- **Source excerpt**:
****************************************

But Saratoga Spring simply isn’t like most municipalities. In fact, it’s nothing like them, as outgoing Public Safety Commissioner Ron Kim proved this week with his well-orchestrated political shenanigans with his two top administrators and his subsequent appointment of Assistant Chief Chris Cole to the position within 72 hours after the outgoing one abruptly announced his retirement.
Much has been said about the abrupt resignation of Fire Chief Robert Cogan and Police Chief Ed Moore this week. Both said they were reluctantly leaving their six-figure jobs to get lucrative retirement packages so that they could save jobs in their respective departments. Those sympathetic with their cause lauded their selfless move and pleaded the city commissioners to reconsider the draconian staff cuts.
The story was leaked to reporters on Monday. And by Tuesday’s city council meeting, the issue had ballooned into a full-blown political bout between Kim and Public Safety commissioner-elect Richard Wirth. And it has proven to be every bit as contentious as the outgoing commissioner’s election-season sparring with Mayor Scott Johnson.

****************************************

Which people does the Saratoga public safety excerpt name with both a first and a last name? The entries after this excerpt aren't needed.

- **Records supplied**:
****************************************

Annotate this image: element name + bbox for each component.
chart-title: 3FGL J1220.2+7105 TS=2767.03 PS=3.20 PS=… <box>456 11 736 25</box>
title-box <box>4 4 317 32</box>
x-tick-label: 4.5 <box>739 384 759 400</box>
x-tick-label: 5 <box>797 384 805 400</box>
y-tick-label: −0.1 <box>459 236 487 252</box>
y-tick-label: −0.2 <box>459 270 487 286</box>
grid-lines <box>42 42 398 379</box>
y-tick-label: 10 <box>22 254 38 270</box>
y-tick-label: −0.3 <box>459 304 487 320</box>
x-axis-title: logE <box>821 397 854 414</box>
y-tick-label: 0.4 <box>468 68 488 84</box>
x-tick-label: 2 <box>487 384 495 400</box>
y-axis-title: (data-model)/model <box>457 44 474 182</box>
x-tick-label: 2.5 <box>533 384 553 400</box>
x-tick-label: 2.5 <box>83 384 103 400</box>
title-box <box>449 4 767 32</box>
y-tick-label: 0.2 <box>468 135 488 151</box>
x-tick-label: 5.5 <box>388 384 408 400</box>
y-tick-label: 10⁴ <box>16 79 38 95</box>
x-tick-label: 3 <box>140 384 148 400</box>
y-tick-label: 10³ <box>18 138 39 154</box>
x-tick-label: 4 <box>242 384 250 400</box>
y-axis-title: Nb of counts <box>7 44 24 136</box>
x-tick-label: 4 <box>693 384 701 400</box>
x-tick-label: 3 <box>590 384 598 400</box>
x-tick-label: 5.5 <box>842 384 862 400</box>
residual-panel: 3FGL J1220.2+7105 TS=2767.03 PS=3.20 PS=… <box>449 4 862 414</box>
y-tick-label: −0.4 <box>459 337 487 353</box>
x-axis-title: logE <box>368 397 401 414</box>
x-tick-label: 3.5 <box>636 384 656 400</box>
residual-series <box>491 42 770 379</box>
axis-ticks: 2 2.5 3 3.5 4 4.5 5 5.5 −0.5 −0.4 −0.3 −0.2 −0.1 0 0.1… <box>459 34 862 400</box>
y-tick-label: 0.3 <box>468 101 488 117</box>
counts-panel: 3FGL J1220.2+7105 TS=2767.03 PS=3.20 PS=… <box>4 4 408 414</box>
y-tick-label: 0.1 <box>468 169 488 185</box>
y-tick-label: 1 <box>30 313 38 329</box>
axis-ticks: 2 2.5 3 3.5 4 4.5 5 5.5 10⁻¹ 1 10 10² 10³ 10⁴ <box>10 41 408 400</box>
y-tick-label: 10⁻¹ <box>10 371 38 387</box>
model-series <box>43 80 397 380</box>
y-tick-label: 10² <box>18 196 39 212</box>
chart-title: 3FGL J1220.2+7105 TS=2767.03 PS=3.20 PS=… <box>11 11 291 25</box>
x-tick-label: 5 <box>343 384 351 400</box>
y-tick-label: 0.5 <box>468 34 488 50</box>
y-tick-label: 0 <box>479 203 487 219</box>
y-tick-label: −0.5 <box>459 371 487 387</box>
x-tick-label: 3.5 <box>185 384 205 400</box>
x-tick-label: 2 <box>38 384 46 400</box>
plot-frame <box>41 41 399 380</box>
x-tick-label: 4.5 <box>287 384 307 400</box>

****************************************

- **Full solution**:
Ron Kim, Chris Cole, Robert Cogan, Ed Moore, Richard Wirth, Scott Johnson